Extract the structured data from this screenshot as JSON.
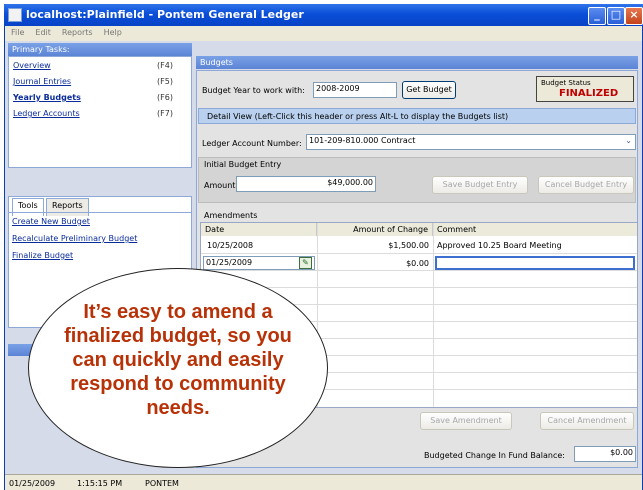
{
  "window": {
    "title": "localhost:Plainfield - Pontem General Ledger"
  },
  "menu": [
    "File",
    "Edit",
    "Reports",
    "Help"
  ],
  "primary_tasks": {
    "header": "Primary Tasks:",
    "items": [
      {
        "label": "Overview",
        "key": "(F4)"
      },
      {
        "label": "Journal Entries",
        "key": "(F5)"
      },
      {
        "label": "Yearly Budgets",
        "key": "(F6)"
      },
      {
        "label": "Ledger Accounts",
        "key": "(F7)"
      }
    ]
  },
  "tools": {
    "tabs": [
      "Tools",
      "Reports"
    ],
    "links": [
      "Create New Budget",
      "Recalculate Preliminary Budget",
      "Finalize Budget"
    ]
  },
  "budgets": {
    "header": "Budgets",
    "year_label": "Budget Year to work with:",
    "year_value": "2008-2009",
    "get_budget": "Get Budget",
    "status_label": "Budget Status",
    "status_value": "FINALIZED",
    "detail_view": "Detail View (Left-Click this header or press Alt-L to display the Budgets list)",
    "account_label": "Ledger Account Number:",
    "account_value": "101-209-810.000  Contract",
    "initial_entry": "Initial Budget Entry",
    "amount_label": "Amount:",
    "amount_value": "$49,000.00",
    "save_entry": "Save Budget Entry",
    "cancel_entry": "Cancel Budget Entry"
  },
  "amendments": {
    "header": "Amendments",
    "columns": [
      "Date",
      "Amount of Change",
      "Comment"
    ],
    "rows": [
      {
        "date": "10/25/2008",
        "amount": "$1,500.00",
        "comment": "Approved 10.25 Board Meeting"
      },
      {
        "date": "01/25/2009",
        "amount": "$0.00",
        "comment": ""
      }
    ],
    "save": "Save Amendment",
    "cancel": "Cancel Amendment"
  },
  "fund_balance": {
    "label": "Budgeted Change In Fund Balance:",
    "value": "$0.00"
  },
  "status_bar": {
    "date": "01/25/2009",
    "time": "1:15:15 PM",
    "user": "PONTEM"
  },
  "callout": "It’s easy to amend a finalized budget, so you can quickly and easily respond to community needs.",
  "colors": {
    "title_blue": "#0a4ed8",
    "status_red": "#c00000",
    "callout_orange": "#b83208"
  }
}
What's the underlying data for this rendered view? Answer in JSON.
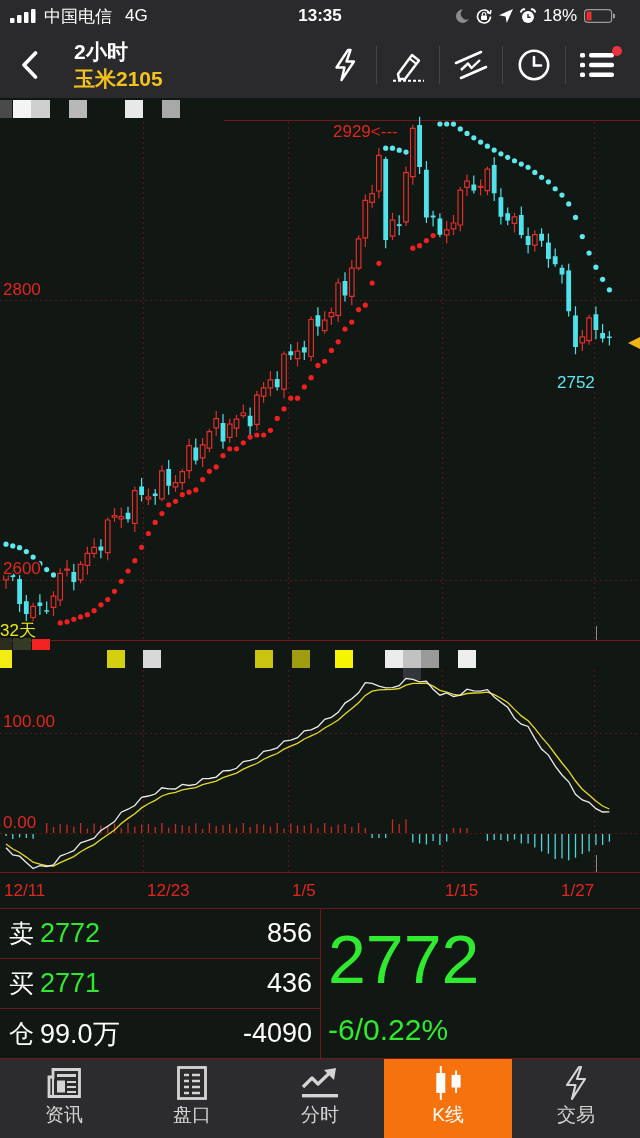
{
  "status_bar": {
    "carrier": "中国电信",
    "network": "4G",
    "time": "13:35",
    "battery": "18%"
  },
  "header": {
    "period": "2小时",
    "symbol": "玉米2105",
    "menu_badge": true
  },
  "price_chart": {
    "axis_labels": [
      "2800",
      "2600"
    ],
    "high_label": "2929<---",
    "low_label": "2752",
    "days_label": "32天"
  },
  "indicator_chart": {
    "axis_labels": [
      "100.00",
      "0.00"
    ]
  },
  "date_labels": [
    "12/11",
    "12/23",
    "1/5",
    "1/15",
    "1/27"
  ],
  "quote": {
    "rows": [
      {
        "kind": "ask",
        "label": "卖",
        "price": "2772",
        "volume": "856"
      },
      {
        "kind": "bid",
        "label": "买",
        "price": "2771",
        "volume": "436"
      },
      {
        "kind": "position",
        "label": "仓",
        "price": "99.0万",
        "volume": "-4090"
      }
    ],
    "last_price": "2772",
    "change": "-6/0.22%"
  },
  "tabs": [
    {
      "label": "资讯",
      "selected": false
    },
    {
      "label": "盘口",
      "selected": false
    },
    {
      "label": "分时",
      "selected": false
    },
    {
      "label": "K线",
      "selected": true
    },
    {
      "label": "交易",
      "selected": false
    }
  ]
}
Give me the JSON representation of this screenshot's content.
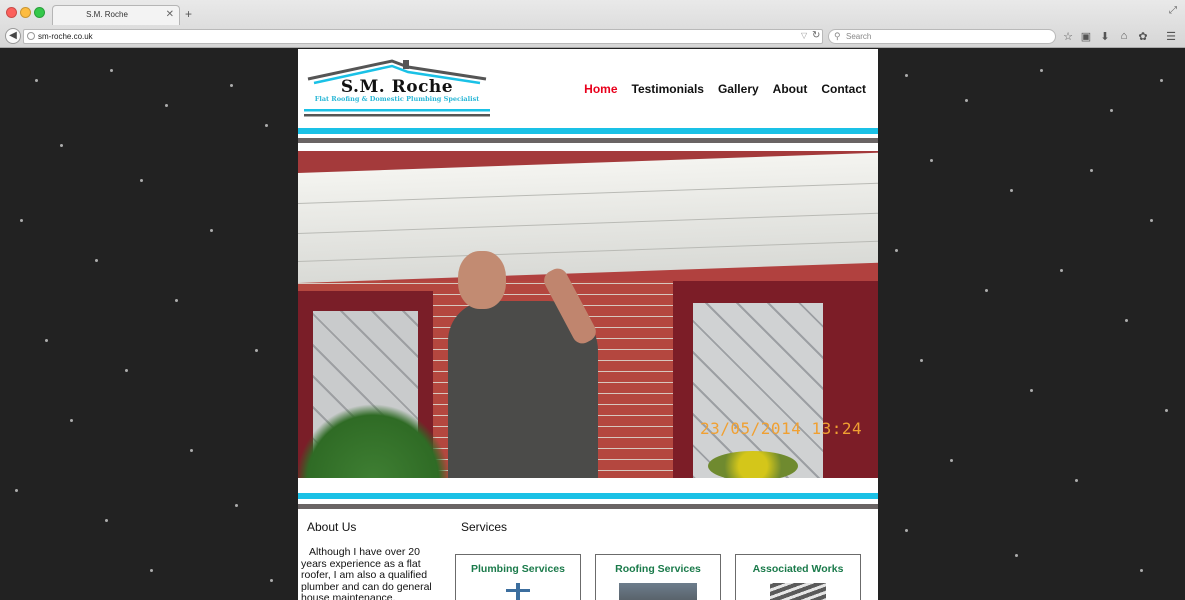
{
  "browser": {
    "tab_title": "S.M. Roche",
    "tab_close": "✕",
    "new_tab": "+",
    "url": "sm-roche.co.uk",
    "search_placeholder": "Search"
  },
  "site": {
    "logo_title": "S.M. Roche",
    "logo_subtitle": "Flat Roofing & Domestic Plumbing Specialist",
    "nav": [
      "Home",
      "Testimonials",
      "Gallery",
      "About",
      "Contact"
    ],
    "active_nav": "Home",
    "photo_timestamp": "23/05/2014 13:24",
    "about": {
      "title": "About Us",
      "text": "Although I have over 20 years experience as a flat roofer, I am also a qualified plumber and can do general house maintenance."
    },
    "services": {
      "title": "Services",
      "items": [
        "Plumbing Services",
        "Roofing Services",
        "Associated Works"
      ]
    }
  },
  "colors": {
    "accent_blue": "#1ac1e6",
    "stripe_grey": "#6a6464",
    "active_nav": "#e8001c",
    "service_label": "#1a7a4a"
  }
}
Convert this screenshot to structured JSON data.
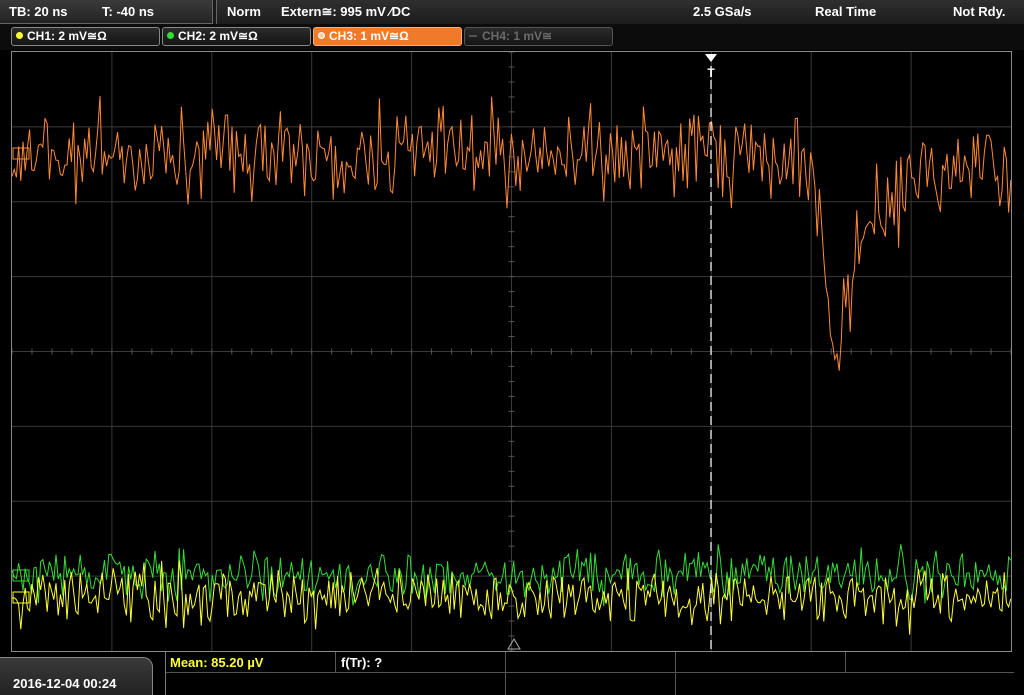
{
  "topbar": {
    "timebase": "TB: 20 ns",
    "trigger_time": "T: -40 ns",
    "mode": "Norm",
    "trigger_source": "Extern≅: 995 mV ⁄DC",
    "sample_rate": "2.5 GSa/s",
    "acq_mode": "Real Time",
    "status": "Not Rdy."
  },
  "channels": [
    {
      "label": "CH1: 2 mV≅Ω",
      "color": "#ffff33",
      "state": "on"
    },
    {
      "label": "CH2: 2 mV≅Ω",
      "color": "#33dd33",
      "state": "on"
    },
    {
      "label": "CH3: 1 mV≅Ω",
      "color": "#ff8a33",
      "state": "active"
    },
    {
      "label": "CH4: 1 mV≅",
      "color": "#555555",
      "state": "off"
    }
  ],
  "markers": {
    "trigger": "T"
  },
  "footer": {
    "datetime": "2016-12-04 00:24",
    "measure_mean": "Mean: 85.20 µV",
    "measure_freq": "f(Tr): ?"
  },
  "colors": {
    "ch1": "#ffff33",
    "ch2": "#33dd33",
    "ch3": "#ff8a33",
    "grid": "#3a3a3a"
  }
}
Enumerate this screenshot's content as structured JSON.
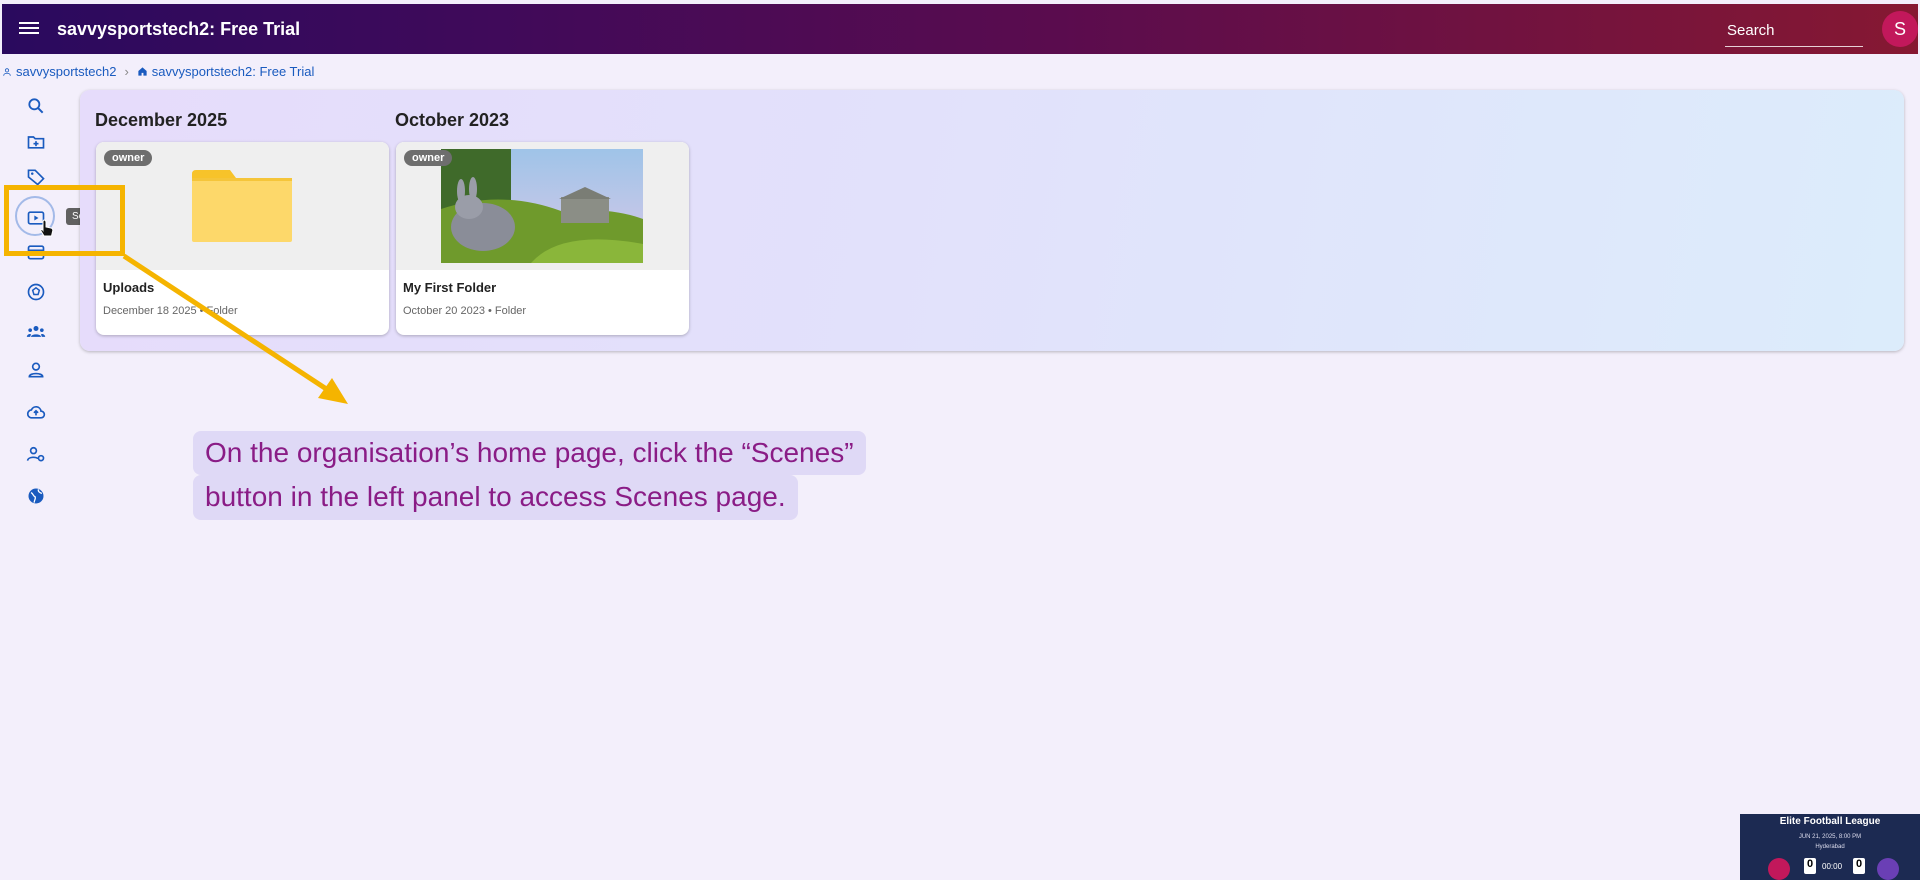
{
  "app": {
    "title": "savvysportstech2: Free Trial"
  },
  "search": {
    "placeholder": "Search"
  },
  "user": {
    "avatar_initial": "S"
  },
  "breadcrumb": [
    {
      "label": "savvysportstech2",
      "icon": "person-icon"
    },
    {
      "label": "savvysportstech2: Free Trial",
      "icon": "home-icon"
    }
  ],
  "sidebar": {
    "items": [
      {
        "name": "search",
        "icon": "search-icon"
      },
      {
        "name": "new-folder",
        "icon": "folder-add-icon"
      },
      {
        "name": "tags",
        "icon": "tag-icon"
      },
      {
        "name": "scenes",
        "icon": "scenes-icon",
        "tooltip": "Scenes",
        "active": true
      },
      {
        "name": "calendar",
        "icon": "calendar-icon"
      },
      {
        "name": "sports",
        "icon": "soccer-ball-icon"
      },
      {
        "name": "teams",
        "icon": "groups-icon"
      },
      {
        "name": "person",
        "icon": "person-icon"
      },
      {
        "name": "upload",
        "icon": "cloud-upload-icon"
      },
      {
        "name": "admin",
        "icon": "user-settings-icon"
      },
      {
        "name": "public",
        "icon": "globe-icon"
      }
    ]
  },
  "groups": [
    {
      "month": "December 2025",
      "cards": [
        {
          "badge": "owner",
          "name": "Uploads",
          "meta": "December 18 2025 • Folder",
          "thumb": "folder"
        }
      ]
    },
    {
      "month": "October 2023",
      "cards": [
        {
          "badge": "owner",
          "name": "My First Folder",
          "meta": "October 20 2023 • Folder",
          "thumb": "image"
        }
      ]
    }
  ],
  "instruction": {
    "line1": "On the organisation’s home page, click the “Scenes”",
    "line2": "button in the left panel to access Scenes page."
  },
  "video_thumb": {
    "title": "Elite Football League",
    "date": "JUN 21, 2025, 8:00 PM",
    "city": "Hyderabad",
    "score_a": "0",
    "score_b": "0",
    "clock": "00:00"
  },
  "colors": {
    "highlight": "#f5b400",
    "instruction_text": "#8a1c86",
    "nav_icon": "#1a5bbf",
    "avatar": "#c2185b"
  }
}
━━━━━━━━━━
* The request *
Your task is an exact transcription of all the data, minus the pictures.

* Right answer *
Extract the structured data from this screenshot as JSON.
{
  "window": {
    "title": "localhost:Plainfield - Pontem General Ledger"
  },
  "menu": [
    "File",
    "Edit",
    "Reports",
    "Help"
  ],
  "primary_tasks": {
    "header": "Primary Tasks:",
    "items": [
      {
        "label": "Overview",
        "key": "(F4)"
      },
      {
        "label": "Journal Entries",
        "key": "(F5)"
      },
      {
        "label": "Yearly Budgets",
        "key": "(F6)"
      },
      {
        "label": "Ledger Accounts",
        "key": "(F7)"
      }
    ]
  },
  "tools": {
    "tabs": [
      "Tools",
      "Reports"
    ],
    "links": [
      "Create New Budget",
      "Recalculate Preliminary Budget",
      "Finalize Budget"
    ]
  },
  "budgets": {
    "header": "Budgets",
    "year_label": "Budget Year to work with:",
    "year_value": "2008-2009",
    "get_budget": "Get Budget",
    "status_label": "Budget Status",
    "status_value": "FINALIZED",
    "detail_view": "Detail View (Left-Click this header or press Alt-L to display the Budgets list)",
    "account_label": "Ledger Account Number:",
    "account_value": "101-209-810.000  Contract",
    "initial_entry": "Initial Budget Entry",
    "amount_label": "Amount:",
    "amount_value": "$49,000.00",
    "save_entry": "Save Budget Entry",
    "cancel_entry": "Cancel Budget Entry"
  },
  "amendments": {
    "header": "Amendments",
    "columns": [
      "Date",
      "Amount of Change",
      "Comment"
    ],
    "rows": [
      {
        "date": "10/25/2008",
        "amount": "$1,500.00",
        "comment": "Approved 10.25 Board Meeting"
      },
      {
        "date": "01/25/2009",
        "amount": "$0.00",
        "comment": ""
      }
    ],
    "save": "Save Amendment",
    "cancel": "Cancel Amendment"
  },
  "fund_balance": {
    "label": "Budgeted Change In Fund Balance:",
    "value": "$0.00"
  },
  "status_bar": {
    "date": "01/25/2009",
    "time": "1:15:15 PM",
    "user": "PONTEM"
  },
  "callout": "It’s easy to amend a finalized budget, so you can quickly and easily respond to community needs.",
  "colors": {
    "title_blue": "#0a4ed8",
    "status_red": "#c00000",
    "callout_orange": "#b83208"
  }
}
What's the underlying data for this rendered view? Answer in JSON.
{
  "status_bar": {
    "carrier": "中国电信",
    "network": "4G",
    "time": "13:35",
    "battery": "18%"
  },
  "header": {
    "period": "2小时",
    "symbol": "玉米2105",
    "menu_badge": true
  },
  "price_chart": {
    "axis_labels": [
      "2800",
      "2600"
    ],
    "high_label": "2929<---",
    "low_label": "2752",
    "days_label": "32天"
  },
  "indicator_chart": {
    "axis_labels": [
      "100.00",
      "0.00"
    ]
  },
  "date_labels": [
    "12/11",
    "12/23",
    "1/5",
    "1/15",
    "1/27"
  ],
  "quote": {
    "rows": [
      {
        "kind": "ask",
        "label": "卖",
        "price": "2772",
        "volume": "856"
      },
      {
        "kind": "bid",
        "label": "买",
        "price": "2771",
        "volume": "436"
      },
      {
        "kind": "position",
        "label": "仓",
        "price": "99.0万",
        "volume": "-4090"
      }
    ],
    "last_price": "2772",
    "change": "-6/0.22%"
  },
  "tabs": [
    {
      "label": "资讯",
      "selected": false
    },
    {
      "label": "盘口",
      "selected": false
    },
    {
      "label": "分时",
      "selected": false
    },
    {
      "label": "K线",
      "selected": true
    },
    {
      "label": "交易",
      "selected": false
    }
  ]
}
Give me the JSON representation of this screenshot's content.
{
  "browser": {
    "tab_title": "S.M. Roche",
    "tab_close": "✕",
    "new_tab": "+",
    "url": "sm-roche.co.uk",
    "search_placeholder": "Search"
  },
  "site": {
    "logo_title": "S.M. Roche",
    "logo_subtitle": "Flat Roofing & Domestic Plumbing Specialist",
    "nav": [
      "Home",
      "Testimonials",
      "Gallery",
      "About",
      "Contact"
    ],
    "active_nav": "Home",
    "photo_timestamp": "23/05/2014 13:24",
    "about": {
      "title": "About Us",
      "text": "Although I have over 20 years experience as a flat roofer, I am also a qualified plumber and can do general house maintenance."
    },
    "services": {
      "title": "Services",
      "items": [
        "Plumbing Services",
        "Roofing Services",
        "Associated Works"
      ]
    }
  },
  "colors": {
    "accent_blue": "#1ac1e6",
    "stripe_grey": "#6a6464",
    "active_nav": "#e8001c",
    "service_label": "#1a7a4a"
  }
}
Convert this screenshot to structured JSON data.
{
  "topbar": {
    "timebase": "TB: 20 ns",
    "trigger_time": "T: -40 ns",
    "mode": "Norm",
    "trigger_source": "Extern≅: 995 mV ⁄DC",
    "sample_rate": "2.5 GSa/s",
    "acq_mode": "Real Time",
    "status": "Not Rdy."
  },
  "channels": [
    {
      "label": "CH1: 2 mV≅Ω",
      "color": "#ffff33",
      "state": "on"
    },
    {
      "label": "CH2: 2 mV≅Ω",
      "color": "#33dd33",
      "state": "on"
    },
    {
      "label": "CH3: 1 mV≅Ω",
      "color": "#ff8a33",
      "state": "active"
    },
    {
      "label": "CH4: 1 mV≅",
      "color": "#555555",
      "state": "off"
    }
  ],
  "markers": {
    "trigger": "T"
  },
  "footer": {
    "datetime": "2016-12-04 00:24",
    "measure_mean": "Mean: 85.20 µV",
    "measure_freq": "f(Tr): ?"
  },
  "colors": {
    "ch1": "#ffff33",
    "ch2": "#33dd33",
    "ch3": "#ff8a33",
    "grid": "#3a3a3a"
  }
}
Enumerate this screenshot's content as structured JSON.
{
  "app": {
    "title": "savvysportstech2: Free Trial"
  },
  "search": {
    "placeholder": "Search"
  },
  "user": {
    "avatar_initial": "S"
  },
  "breadcrumb": [
    {
      "label": "savvysportstech2",
      "icon": "person-icon"
    },
    {
      "label": "savvysportstech2: Free Trial",
      "icon": "home-icon"
    }
  ],
  "sidebar": {
    "items": [
      {
        "name": "search",
        "icon": "search-icon"
      },
      {
        "name": "new-folder",
        "icon": "folder-add-icon"
      },
      {
        "name": "tags",
        "icon": "tag-icon"
      },
      {
        "name": "scenes",
        "icon": "scenes-icon",
        "tooltip": "Scenes",
        "active": true
      },
      {
        "name": "calendar",
        "icon": "calendar-icon"
      },
      {
        "name": "sports",
        "icon": "soccer-ball-icon"
      },
      {
        "name": "teams",
        "icon": "groups-icon"
      },
      {
        "name": "person",
        "icon": "person-icon"
      },
      {
        "name": "upload",
        "icon": "cloud-upload-icon"
      },
      {
        "name": "admin",
        "icon": "user-settings-icon"
      },
      {
        "name": "public",
        "icon": "globe-icon"
      }
    ]
  },
  "groups": [
    {
      "month": "December 2025",
      "cards": [
        {
          "badge": "owner",
          "name": "Uploads",
          "meta": "December 18 2025 • Folder",
          "thumb": "folder"
        }
      ]
    },
    {
      "month": "October 2023",
      "cards": [
        {
          "badge": "owner",
          "name": "My First Folder",
          "meta": "October 20 2023 • Folder",
          "thumb": "image"
        }
      ]
    }
  ],
  "instruction": {
    "line1": "On the organisation’s home page, click the “Scenes”",
    "line2": "button in the left panel to access Scenes page."
  },
  "video_thumb": {
    "title": "Elite Football League",
    "date": "JUN 21, 2025, 8:00 PM",
    "city": "Hyderabad",
    "score_a": "0",
    "score_b": "0",
    "clock": "00:00"
  },
  "colors": {
    "highlight": "#f5b400",
    "instruction_text": "#8a1c86",
    "nav_icon": "#1a5bbf",
    "avatar": "#c2185b"
  }
}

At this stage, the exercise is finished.